*Task details*. Pull each line holding "ffffff" out of the entries below.

──────── Exercise inputs

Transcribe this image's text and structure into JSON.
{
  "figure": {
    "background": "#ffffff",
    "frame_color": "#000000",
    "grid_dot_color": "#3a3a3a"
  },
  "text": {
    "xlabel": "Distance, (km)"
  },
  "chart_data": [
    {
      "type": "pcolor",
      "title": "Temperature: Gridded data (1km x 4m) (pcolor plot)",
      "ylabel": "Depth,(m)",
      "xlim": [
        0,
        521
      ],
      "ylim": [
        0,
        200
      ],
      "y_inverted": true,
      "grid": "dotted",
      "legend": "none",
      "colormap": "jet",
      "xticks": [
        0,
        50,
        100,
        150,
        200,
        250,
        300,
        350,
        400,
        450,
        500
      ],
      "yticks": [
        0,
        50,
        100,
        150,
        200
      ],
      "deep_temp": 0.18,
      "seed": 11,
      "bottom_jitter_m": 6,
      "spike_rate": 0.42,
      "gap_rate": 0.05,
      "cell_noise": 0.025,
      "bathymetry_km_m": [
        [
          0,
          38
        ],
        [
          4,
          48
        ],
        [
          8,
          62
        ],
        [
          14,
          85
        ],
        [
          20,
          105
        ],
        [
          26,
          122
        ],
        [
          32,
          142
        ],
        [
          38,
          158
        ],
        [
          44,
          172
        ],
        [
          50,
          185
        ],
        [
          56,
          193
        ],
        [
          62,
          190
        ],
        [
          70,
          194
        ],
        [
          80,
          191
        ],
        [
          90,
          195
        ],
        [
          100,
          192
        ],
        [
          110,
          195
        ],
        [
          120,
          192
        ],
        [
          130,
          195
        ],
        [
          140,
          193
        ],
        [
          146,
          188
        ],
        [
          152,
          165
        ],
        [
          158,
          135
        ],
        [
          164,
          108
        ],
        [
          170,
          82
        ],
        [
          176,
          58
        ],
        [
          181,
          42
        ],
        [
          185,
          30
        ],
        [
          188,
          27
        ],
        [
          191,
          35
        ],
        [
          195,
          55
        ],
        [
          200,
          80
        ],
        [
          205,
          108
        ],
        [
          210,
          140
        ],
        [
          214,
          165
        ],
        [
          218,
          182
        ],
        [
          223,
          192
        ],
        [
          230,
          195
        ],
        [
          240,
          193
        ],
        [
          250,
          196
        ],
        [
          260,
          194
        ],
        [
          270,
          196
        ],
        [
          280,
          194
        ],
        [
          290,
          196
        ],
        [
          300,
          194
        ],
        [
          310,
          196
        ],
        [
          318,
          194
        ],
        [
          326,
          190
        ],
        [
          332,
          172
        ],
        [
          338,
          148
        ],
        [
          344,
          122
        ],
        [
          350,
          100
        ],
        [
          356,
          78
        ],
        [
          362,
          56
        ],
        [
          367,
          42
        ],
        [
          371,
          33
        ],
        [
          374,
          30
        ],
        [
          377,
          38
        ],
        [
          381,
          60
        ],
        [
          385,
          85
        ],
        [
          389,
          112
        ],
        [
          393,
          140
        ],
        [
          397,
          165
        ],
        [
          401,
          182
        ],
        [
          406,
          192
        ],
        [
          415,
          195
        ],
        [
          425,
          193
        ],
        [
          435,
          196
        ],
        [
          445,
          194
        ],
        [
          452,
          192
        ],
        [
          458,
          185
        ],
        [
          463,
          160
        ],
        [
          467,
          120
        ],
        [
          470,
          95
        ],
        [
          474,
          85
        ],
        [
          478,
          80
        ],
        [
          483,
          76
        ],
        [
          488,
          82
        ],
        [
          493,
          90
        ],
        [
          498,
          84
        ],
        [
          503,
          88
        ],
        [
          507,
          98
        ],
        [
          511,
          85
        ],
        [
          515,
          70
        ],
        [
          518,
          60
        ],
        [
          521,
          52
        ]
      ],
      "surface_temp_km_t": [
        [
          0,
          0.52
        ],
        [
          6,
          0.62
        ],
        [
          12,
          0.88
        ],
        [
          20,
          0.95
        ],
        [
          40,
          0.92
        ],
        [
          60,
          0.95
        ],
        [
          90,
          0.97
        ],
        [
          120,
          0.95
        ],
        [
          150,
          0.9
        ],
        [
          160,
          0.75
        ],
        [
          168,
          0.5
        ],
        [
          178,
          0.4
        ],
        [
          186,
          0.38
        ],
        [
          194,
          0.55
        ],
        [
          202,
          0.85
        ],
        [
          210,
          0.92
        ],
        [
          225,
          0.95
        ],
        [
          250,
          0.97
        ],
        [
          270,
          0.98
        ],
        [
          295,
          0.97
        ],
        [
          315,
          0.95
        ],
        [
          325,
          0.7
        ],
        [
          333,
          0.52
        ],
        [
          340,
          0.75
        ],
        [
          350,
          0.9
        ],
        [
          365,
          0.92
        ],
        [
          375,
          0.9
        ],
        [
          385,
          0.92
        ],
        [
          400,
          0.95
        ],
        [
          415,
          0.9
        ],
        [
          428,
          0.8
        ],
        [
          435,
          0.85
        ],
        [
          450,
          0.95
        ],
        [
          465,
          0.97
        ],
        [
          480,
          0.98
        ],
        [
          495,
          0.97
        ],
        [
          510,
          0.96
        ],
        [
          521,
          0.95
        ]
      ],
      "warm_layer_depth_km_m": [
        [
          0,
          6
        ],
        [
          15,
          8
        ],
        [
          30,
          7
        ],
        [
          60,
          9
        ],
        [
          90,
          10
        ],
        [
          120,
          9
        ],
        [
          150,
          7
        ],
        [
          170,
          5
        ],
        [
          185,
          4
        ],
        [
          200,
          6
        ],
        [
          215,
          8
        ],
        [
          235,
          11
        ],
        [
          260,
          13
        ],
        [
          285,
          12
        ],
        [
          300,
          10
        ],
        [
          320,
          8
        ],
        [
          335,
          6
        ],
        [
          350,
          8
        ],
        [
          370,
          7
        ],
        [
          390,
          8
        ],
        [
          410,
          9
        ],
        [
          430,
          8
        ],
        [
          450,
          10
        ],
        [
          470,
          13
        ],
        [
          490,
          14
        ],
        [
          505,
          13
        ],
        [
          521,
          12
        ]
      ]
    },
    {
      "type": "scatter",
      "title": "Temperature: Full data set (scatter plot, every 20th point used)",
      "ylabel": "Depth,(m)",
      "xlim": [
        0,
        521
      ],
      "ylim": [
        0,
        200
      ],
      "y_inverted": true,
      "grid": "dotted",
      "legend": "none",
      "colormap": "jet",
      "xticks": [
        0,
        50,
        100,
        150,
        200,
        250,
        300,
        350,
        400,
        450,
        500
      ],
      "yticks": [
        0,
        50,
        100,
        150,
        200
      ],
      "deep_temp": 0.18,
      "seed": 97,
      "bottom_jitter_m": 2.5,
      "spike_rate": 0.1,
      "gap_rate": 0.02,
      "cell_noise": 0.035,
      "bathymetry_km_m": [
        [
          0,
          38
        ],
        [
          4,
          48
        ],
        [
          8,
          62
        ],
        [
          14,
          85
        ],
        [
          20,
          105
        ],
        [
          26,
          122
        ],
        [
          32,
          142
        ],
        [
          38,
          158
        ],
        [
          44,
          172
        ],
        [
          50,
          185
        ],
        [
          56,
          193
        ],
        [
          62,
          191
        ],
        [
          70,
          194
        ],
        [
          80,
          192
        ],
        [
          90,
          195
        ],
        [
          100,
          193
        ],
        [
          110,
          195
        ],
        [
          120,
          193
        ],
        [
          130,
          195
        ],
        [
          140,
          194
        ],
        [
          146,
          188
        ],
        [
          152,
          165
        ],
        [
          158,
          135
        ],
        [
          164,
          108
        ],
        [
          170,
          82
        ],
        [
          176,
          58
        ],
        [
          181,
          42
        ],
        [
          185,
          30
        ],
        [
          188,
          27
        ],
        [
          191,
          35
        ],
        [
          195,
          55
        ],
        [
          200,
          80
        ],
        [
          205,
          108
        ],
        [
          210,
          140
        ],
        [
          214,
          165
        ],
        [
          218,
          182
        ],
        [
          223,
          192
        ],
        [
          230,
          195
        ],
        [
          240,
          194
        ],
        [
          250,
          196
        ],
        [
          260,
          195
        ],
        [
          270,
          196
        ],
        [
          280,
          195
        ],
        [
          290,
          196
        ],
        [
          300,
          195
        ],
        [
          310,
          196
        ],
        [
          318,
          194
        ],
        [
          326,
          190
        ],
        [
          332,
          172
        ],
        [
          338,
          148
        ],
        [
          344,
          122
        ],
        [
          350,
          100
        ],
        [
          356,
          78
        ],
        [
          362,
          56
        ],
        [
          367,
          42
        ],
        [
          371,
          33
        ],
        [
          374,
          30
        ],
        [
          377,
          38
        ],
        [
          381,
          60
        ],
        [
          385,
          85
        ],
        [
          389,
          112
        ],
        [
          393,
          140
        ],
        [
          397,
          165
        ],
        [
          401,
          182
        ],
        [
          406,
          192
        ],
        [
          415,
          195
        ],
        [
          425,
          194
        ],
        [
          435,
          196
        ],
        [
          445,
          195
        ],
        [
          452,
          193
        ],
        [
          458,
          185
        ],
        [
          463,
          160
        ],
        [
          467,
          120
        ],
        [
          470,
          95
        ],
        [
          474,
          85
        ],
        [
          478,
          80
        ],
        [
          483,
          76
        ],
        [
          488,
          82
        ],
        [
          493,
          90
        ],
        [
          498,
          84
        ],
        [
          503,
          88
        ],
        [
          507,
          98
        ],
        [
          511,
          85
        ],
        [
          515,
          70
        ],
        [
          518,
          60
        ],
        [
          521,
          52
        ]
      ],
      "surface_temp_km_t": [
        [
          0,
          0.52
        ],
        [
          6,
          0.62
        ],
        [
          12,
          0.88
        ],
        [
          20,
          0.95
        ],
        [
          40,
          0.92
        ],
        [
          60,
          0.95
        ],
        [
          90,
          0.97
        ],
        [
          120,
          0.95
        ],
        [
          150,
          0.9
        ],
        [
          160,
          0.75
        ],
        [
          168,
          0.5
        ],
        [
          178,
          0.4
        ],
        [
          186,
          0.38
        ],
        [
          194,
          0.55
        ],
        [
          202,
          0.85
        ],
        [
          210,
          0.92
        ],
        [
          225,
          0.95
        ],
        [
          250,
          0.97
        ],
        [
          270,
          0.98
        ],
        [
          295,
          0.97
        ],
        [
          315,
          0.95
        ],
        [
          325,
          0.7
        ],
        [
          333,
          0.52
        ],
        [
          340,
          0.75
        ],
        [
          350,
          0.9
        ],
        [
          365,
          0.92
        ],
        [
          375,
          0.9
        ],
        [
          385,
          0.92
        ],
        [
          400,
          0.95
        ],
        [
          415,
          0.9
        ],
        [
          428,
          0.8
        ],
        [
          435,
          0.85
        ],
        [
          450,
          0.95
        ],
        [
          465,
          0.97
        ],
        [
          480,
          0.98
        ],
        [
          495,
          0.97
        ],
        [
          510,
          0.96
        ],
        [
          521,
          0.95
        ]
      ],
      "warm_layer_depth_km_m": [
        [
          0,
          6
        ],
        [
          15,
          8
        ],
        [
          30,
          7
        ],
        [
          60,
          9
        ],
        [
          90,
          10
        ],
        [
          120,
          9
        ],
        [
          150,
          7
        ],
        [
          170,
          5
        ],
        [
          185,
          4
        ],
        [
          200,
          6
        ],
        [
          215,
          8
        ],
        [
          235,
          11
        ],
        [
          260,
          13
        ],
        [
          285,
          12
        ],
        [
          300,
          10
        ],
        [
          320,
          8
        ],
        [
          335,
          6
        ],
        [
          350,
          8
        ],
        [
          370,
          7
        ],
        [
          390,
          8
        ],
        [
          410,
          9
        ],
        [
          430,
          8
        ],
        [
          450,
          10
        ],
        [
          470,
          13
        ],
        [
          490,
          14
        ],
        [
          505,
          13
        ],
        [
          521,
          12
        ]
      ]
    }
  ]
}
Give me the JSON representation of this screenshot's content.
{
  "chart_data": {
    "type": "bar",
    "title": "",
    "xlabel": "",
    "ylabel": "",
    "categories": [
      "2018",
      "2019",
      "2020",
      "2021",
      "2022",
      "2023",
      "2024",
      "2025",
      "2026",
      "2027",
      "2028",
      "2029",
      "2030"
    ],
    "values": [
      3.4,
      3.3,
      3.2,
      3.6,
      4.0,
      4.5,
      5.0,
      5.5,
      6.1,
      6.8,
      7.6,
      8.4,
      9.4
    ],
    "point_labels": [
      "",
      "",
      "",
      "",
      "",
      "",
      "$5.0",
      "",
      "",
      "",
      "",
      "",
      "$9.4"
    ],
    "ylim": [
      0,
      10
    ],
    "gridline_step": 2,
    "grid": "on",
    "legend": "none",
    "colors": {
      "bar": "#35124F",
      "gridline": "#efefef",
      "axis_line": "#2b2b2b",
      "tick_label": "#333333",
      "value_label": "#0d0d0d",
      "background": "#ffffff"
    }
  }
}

────────────────

*Task output*.
    "background": "#ffffff",
      "background": "#ffffff"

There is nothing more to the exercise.